Task material
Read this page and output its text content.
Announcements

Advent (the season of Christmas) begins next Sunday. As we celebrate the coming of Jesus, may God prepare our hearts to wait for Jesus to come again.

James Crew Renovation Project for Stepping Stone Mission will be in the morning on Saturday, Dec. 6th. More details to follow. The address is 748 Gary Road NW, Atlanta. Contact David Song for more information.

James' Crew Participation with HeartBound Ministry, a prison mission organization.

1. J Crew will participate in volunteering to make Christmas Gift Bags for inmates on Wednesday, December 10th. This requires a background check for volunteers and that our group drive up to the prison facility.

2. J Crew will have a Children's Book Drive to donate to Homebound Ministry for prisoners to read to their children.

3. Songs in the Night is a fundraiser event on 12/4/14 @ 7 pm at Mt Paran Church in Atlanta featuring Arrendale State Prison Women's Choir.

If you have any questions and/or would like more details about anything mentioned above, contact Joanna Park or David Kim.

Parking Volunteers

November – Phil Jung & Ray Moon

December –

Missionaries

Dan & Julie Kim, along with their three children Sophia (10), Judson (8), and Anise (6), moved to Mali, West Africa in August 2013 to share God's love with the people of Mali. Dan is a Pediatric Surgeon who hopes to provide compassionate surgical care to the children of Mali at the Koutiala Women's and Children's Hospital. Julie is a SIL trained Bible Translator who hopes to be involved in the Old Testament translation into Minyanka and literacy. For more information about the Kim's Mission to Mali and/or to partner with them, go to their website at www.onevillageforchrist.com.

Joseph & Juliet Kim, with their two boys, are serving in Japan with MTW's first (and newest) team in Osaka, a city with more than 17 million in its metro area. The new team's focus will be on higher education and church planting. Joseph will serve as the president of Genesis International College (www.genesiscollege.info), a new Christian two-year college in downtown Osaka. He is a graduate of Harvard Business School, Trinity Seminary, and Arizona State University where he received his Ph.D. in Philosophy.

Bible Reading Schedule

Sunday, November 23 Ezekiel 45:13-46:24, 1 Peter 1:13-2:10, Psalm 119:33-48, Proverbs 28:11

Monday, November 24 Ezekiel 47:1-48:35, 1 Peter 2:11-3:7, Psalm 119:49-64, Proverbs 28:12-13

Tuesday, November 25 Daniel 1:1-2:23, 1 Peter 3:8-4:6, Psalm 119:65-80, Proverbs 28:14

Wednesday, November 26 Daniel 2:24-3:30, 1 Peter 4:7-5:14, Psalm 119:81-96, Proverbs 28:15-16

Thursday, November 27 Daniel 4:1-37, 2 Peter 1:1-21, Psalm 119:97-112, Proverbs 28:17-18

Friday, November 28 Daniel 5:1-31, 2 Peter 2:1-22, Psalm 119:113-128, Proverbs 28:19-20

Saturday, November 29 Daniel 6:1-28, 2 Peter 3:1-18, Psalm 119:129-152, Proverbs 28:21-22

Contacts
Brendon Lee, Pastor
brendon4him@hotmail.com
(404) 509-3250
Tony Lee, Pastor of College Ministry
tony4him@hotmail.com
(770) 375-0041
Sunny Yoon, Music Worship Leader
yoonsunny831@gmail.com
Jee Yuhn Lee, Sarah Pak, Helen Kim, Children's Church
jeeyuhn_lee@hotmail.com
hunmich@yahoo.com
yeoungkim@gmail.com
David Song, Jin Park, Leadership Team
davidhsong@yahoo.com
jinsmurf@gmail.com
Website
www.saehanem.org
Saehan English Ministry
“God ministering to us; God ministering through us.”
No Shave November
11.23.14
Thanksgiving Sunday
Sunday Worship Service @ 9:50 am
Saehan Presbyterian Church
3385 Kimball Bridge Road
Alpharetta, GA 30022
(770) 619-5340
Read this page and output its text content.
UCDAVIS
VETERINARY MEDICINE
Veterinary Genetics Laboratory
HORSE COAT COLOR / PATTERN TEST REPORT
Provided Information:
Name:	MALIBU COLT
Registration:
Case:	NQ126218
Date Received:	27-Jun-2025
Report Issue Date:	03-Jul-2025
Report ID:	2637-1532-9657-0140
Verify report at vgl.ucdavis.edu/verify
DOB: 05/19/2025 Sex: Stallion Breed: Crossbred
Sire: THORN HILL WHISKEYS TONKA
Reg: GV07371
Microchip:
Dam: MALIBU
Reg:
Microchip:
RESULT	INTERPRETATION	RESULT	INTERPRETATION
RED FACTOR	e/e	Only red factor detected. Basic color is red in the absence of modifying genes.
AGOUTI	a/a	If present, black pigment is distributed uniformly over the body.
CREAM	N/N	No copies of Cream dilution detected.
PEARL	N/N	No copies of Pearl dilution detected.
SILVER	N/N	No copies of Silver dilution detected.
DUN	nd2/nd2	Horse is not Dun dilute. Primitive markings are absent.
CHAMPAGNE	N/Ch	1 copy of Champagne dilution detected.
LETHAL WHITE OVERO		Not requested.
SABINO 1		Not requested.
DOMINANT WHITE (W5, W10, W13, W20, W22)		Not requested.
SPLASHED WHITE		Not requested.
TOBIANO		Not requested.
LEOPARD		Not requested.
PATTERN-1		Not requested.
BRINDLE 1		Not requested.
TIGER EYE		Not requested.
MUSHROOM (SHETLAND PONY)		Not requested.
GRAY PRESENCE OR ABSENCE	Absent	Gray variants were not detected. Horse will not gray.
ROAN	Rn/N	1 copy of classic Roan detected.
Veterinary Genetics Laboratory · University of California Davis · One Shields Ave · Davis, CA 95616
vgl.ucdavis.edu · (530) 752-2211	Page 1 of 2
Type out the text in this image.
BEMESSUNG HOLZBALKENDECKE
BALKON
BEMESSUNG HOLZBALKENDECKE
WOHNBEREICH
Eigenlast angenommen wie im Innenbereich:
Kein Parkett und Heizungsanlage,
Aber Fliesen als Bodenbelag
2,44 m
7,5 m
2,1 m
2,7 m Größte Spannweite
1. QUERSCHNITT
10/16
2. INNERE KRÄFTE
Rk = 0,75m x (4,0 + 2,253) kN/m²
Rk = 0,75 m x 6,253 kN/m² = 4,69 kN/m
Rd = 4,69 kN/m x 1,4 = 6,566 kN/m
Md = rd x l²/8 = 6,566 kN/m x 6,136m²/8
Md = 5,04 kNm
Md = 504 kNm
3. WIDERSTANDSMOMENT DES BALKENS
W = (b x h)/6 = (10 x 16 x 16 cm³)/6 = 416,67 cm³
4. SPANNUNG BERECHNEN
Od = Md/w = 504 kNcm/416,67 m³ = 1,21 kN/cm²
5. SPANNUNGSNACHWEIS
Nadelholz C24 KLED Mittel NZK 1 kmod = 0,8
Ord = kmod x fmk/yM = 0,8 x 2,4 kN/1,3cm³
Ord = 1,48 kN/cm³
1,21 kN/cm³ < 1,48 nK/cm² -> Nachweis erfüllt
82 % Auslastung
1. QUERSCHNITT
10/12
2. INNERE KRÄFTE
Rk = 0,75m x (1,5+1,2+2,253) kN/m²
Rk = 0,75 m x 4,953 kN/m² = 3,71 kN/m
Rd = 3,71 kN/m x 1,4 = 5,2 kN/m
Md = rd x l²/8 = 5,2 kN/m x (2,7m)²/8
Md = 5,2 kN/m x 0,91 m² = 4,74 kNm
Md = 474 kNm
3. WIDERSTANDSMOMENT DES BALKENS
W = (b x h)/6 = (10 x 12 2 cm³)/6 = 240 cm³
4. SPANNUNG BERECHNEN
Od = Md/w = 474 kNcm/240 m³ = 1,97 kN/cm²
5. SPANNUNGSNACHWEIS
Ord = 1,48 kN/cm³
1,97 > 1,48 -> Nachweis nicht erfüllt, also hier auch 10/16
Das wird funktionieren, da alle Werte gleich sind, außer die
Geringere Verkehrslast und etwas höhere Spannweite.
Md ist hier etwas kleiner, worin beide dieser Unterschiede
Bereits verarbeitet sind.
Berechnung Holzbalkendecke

Exercise details
Reproduce the data. Keep it exact.

Solution to the exercise
Read this page and output its text content.
Announcements

Advent (the season of Christmas) begins next Sunday. As we celebrate the coming of Jesus, may God prepare our hearts to wait for Jesus to come again.

James Crew Renovation Project for Stepping Stone Mission will be in the morning on Saturday, Dec. 6th. More details to follow. The address is 748 Gary Road NW, Atlanta. Contact David Song for more information.

James' Crew Participation with HeartBound Ministry, a prison mission organization.

1. J Crew will participate in volunteering to make Christmas Gift Bags for inmates on Wednesday, December 10th. This requires a background check for volunteers and that our group drive up to the prison facility.

2. J Crew will have a Children's Book Drive to donate to Homebound Ministry for prisoners to read to their children.

3. Songs in the Night is a fundraiser event on 12/4/14 @ 7 pm at Mt Paran Church in Atlanta featuring Arrendale State Prison Women's Choir.

If you have any questions and/or would like more details about anything mentioned above, contact Joanna Park or David Kim.

Parking Volunteers

November – Phil Jung & Ray Moon

December –

Missionaries

Dan & Julie Kim, along with their three children Sophia (10), Judson (8), and Anise (6), moved to Mali, West Africa in August 2013 to share God's love with the people of Mali. Dan is a Pediatric Surgeon who hopes to provide compassionate surgical care to the children of Mali at the Koutiala Women's and Children's Hospital. Julie is a SIL trained Bible Translator who hopes to be involved in the Old Testament translation into Minyanka and literacy. For more information about the Kim's Mission to Mali and/or to partner with them, go to their website at www.onevillageforchrist.com.

Joseph & Juliet Kim, with their two boys, are serving in Japan with MTW's first (and newest) team in Osaka, a city with more than 17 million in its metro area. The new team's focus will be on higher education and church planting. Joseph will serve as the president of Genesis International College (www.genesiscollege.info), a new Christian two-year college in downtown Osaka. He is a graduate of Harvard Business School, Trinity Seminary, and Arizona State University where he received his Ph.D. in Philosophy.

Bible Reading Schedule

Sunday, November 23 Ezekiel 45:13-46:24, 1 Peter 1:13-2:10, Psalm 119:33-48, Proverbs 28:11

Monday, November 24 Ezekiel 47:1-48:35, 1 Peter 2:11-3:7, Psalm 119:49-64, Proverbs 28:12-13

Tuesday, November 25 Daniel 1:1-2:23, 1 Peter 3:8-4:6, Psalm 119:65-80, Proverbs 28:14

Wednesday, November 26 Daniel 2:24-3:30, 1 Peter 4:7-5:14, Psalm 119:81-96, Proverbs 28:15-16

Thursday, November 27 Daniel 4:1-37, 2 Peter 1:1-21, Psalm 119:97-112, Proverbs 28:17-18

Friday, November 28 Daniel 5:1-31, 2 Peter 2:1-22, Psalm 119:113-128, Proverbs 28:19-20

Saturday, November 29 Daniel 6:1-28, 2 Peter 3:1-18, Psalm 119:129-152, Proverbs 28:21-22

Contacts
Brendon Lee, Pastor
brendon4him@hotmail.com
(404) 509-3250
Tony Lee, Pastor of College Ministry
tony4him@hotmail.com
(770) 375-0041
Sunny Yoon, Music Worship Leader
yoonsunny831@gmail.com
Jee Yuhn Lee, Sarah Pak, Helen Kim, Children's Church
jeeyuhn_lee@hotmail.com
hunmich@yahoo.com
yeoungkim@gmail.com
David Song, Jin Park, Leadership Team
davidhsong@yahoo.com
jinsmurf@gmail.com
Website
www.saehanem.org
Saehan English Ministry
“God ministering to us; God ministering through us.”
No Shave November
11.23.14
Thanksgiving Sunday
Sunday Worship Service @ 9:50 am
Saehan Presbyterian Church
3385 Kimball Bridge Road
Alpharetta, GA 30022
(770) 619-5340
Read this page and output its text content.
UCDAVIS
VETERINARY MEDICINE
Veterinary Genetics Laboratory
HORSE COAT COLOR / PATTERN TEST REPORT
Provided Information:
Name:	MALIBU COLT
Registration:
Case:	NQ126218
Date Received:	27-Jun-2025
Report Issue Date:	03-Jul-2025
Report ID:	2637-1532-9657-0140
Verify report at vgl.ucdavis.edu/verify
DOB: 05/19/2025 Sex: Stallion Breed: Crossbred
Sire: THORN HILL WHISKEYS TONKA
Reg: GV07371
Microchip:
Dam: MALIBU
Reg:
Microchip:
RESULT	INTERPRETATION	RESULT	INTERPRETATION
RED FACTOR	e/e	Only red factor detected. Basic color is red in the absence of modifying genes.
AGOUTI	a/a	If present, black pigment is distributed uniformly over the body.
CREAM	N/N	No copies of Cream dilution detected.
PEARL	N/N	No copies of Pearl dilution detected.
SILVER	N/N	No copies of Silver dilution detected.
DUN	nd2/nd2	Horse is not Dun dilute. Primitive markings are absent.
CHAMPAGNE	N/Ch	1 copy of Champagne dilution detected.
LETHAL WHITE OVERO		Not requested.
SABINO 1		Not requested.
DOMINANT WHITE (W5, W10, W13, W20, W22)		Not requested.
SPLASHED WHITE		Not requested.
TOBIANO		Not requested.
LEOPARD		Not requested.
PATTERN-1		Not requested.
BRINDLE 1		Not requested.
TIGER EYE		Not requested.
MUSHROOM (SHETLAND PONY)		Not requested.
GRAY PRESENCE OR ABSENCE	Absent	Gray variants were not detected. Horse will not gray.
ROAN	Rn/N	1 copy of classic Roan detected.
Veterinary Genetics Laboratory · University of California Davis · One Shields Ave · Davis, CA 95616
vgl.ucdavis.edu · (530) 752-2211	Page 1 of 2
Type out the text in this image.
BEMESSUNG HOLZBALKENDECKE
BALKON
BEMESSUNG HOLZBALKENDECKE
WOHNBEREICH
Eigenlast angenommen wie im Innenbereich:
Kein Parkett und Heizungsanlage,
Aber Fliesen als Bodenbelag
2,44 m
7,5 m
2,1 m
2,7 m Größte Spannweite
1. QUERSCHNITT
10/16
2. INNERE KRÄFTE
Rk = 0,75m x (4,0 + 2,253) kN/m²
Rk = 0,75 m x 6,253 kN/m² = 4,69 kN/m
Rd = 4,69 kN/m x 1,4 = 6,566 kN/m
Md = rd x l²/8 = 6,566 kN/m x 6,136m²/8
Md = 5,04 kNm
Md = 504 kNm
3. WIDERSTANDSMOMENT DES BALKENS
W = (b x h)/6 = (10 x 16 x 16 cm³)/6 = 416,67 cm³
4. SPANNUNG BERECHNEN
Od = Md/w = 504 kNcm/416,67 m³ = 1,21 kN/cm²
5. SPANNUNGSNACHWEIS
Nadelholz C24 KLED Mittel NZK 1 kmod = 0,8
Ord = kmod x fmk/yM = 0,8 x 2,4 kN/1,3cm³
Ord = 1,48 kN/cm³
1,21 kN/cm³ < 1,48 nK/cm² -> Nachweis erfüllt
82 % Auslastung
1. QUERSCHNITT
10/12
2. INNERE KRÄFTE
Rk = 0,75m x (1,5+1,2+2,253) kN/m²
Rk = 0,75 m x 4,953 kN/m² = 3,71 kN/m
Rd = 3,71 kN/m x 1,4 = 5,2 kN/m
Md = rd x l²/8 = 5,2 kN/m x (2,7m)²/8
Md = 5,2 kN/m x 0,91 m² = 4,74 kNm
Md = 474 kNm
3. WIDERSTANDSMOMENT DES BALKENS
W = (b x h)/6 = (10 x 12 2 cm³)/6 = 240 cm³
4. SPANNUNG BERECHNEN
Od = Md/w = 474 kNcm/240 m³ = 1,97 kN/cm²
5. SPANNUNGSNACHWEIS
Ord = 1,48 kN/cm³
1,97 > 1,48 -> Nachweis nicht erfüllt, also hier auch 10/16
Das wird funktionieren, da alle Werte gleich sind, außer die
Geringere Verkehrslast und etwas höhere Spannweite.
Md ist hier etwas kleiner, worin beide dieser Unterschiede
Bereits verarbeitet sind.
Berechnung Holzbalkendecke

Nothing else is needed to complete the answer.